■ **Problem to solve**: Take every line where the string "email" appears and copy it.

■ **Material shown**:

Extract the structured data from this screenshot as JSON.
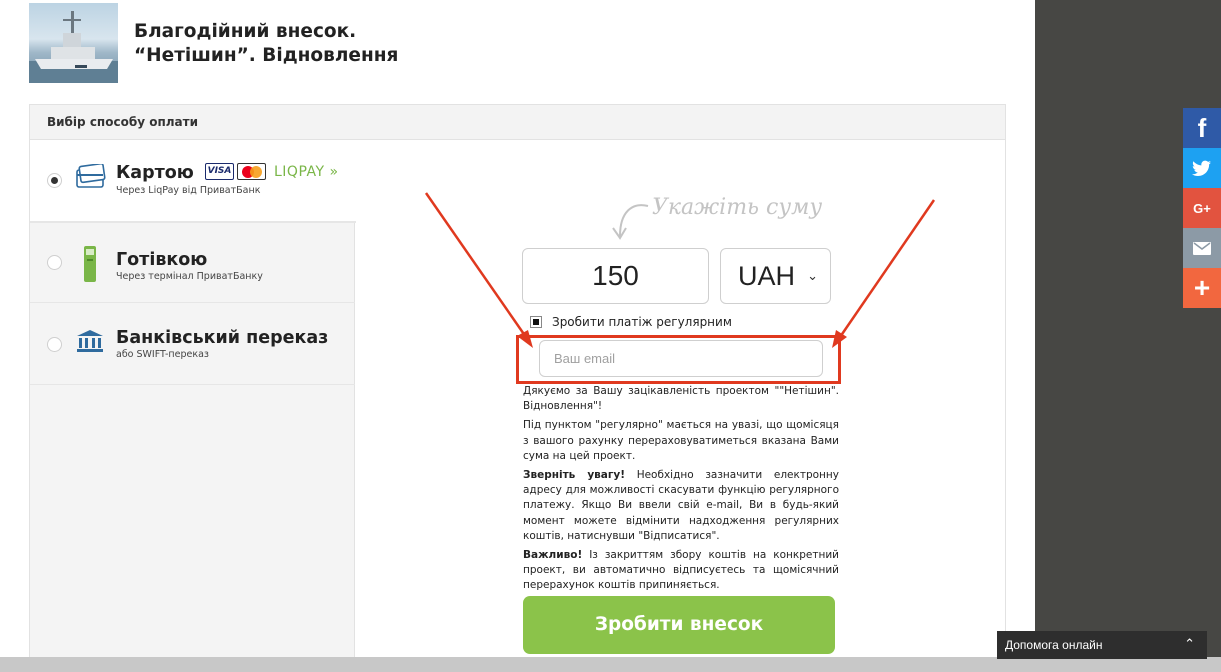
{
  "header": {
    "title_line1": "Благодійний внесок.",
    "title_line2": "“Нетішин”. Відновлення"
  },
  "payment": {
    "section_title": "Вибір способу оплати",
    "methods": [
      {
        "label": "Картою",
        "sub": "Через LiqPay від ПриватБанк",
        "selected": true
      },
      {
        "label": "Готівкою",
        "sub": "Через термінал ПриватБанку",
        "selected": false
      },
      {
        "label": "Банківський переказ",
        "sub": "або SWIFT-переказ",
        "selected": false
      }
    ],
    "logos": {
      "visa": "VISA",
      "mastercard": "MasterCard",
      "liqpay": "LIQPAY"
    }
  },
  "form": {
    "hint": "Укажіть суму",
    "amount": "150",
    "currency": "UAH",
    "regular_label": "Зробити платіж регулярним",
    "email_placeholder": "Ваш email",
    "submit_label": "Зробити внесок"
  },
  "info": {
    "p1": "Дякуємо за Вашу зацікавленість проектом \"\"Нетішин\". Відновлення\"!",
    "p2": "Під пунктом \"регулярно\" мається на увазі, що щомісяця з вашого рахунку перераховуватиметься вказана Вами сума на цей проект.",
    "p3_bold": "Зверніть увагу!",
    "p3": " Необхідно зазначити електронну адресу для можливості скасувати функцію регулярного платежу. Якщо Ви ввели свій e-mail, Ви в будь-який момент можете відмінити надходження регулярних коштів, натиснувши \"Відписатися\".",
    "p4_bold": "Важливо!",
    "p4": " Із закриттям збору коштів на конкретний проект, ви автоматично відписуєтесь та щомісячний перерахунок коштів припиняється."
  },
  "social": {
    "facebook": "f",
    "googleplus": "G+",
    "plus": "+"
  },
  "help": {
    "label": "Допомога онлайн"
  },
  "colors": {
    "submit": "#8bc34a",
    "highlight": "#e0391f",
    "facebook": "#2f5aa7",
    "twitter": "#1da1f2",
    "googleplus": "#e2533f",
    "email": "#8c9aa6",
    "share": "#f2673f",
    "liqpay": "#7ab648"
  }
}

■ **Expected output**:
    "email_placeholder": "Ваш email",
    "email": "#8c9aa6",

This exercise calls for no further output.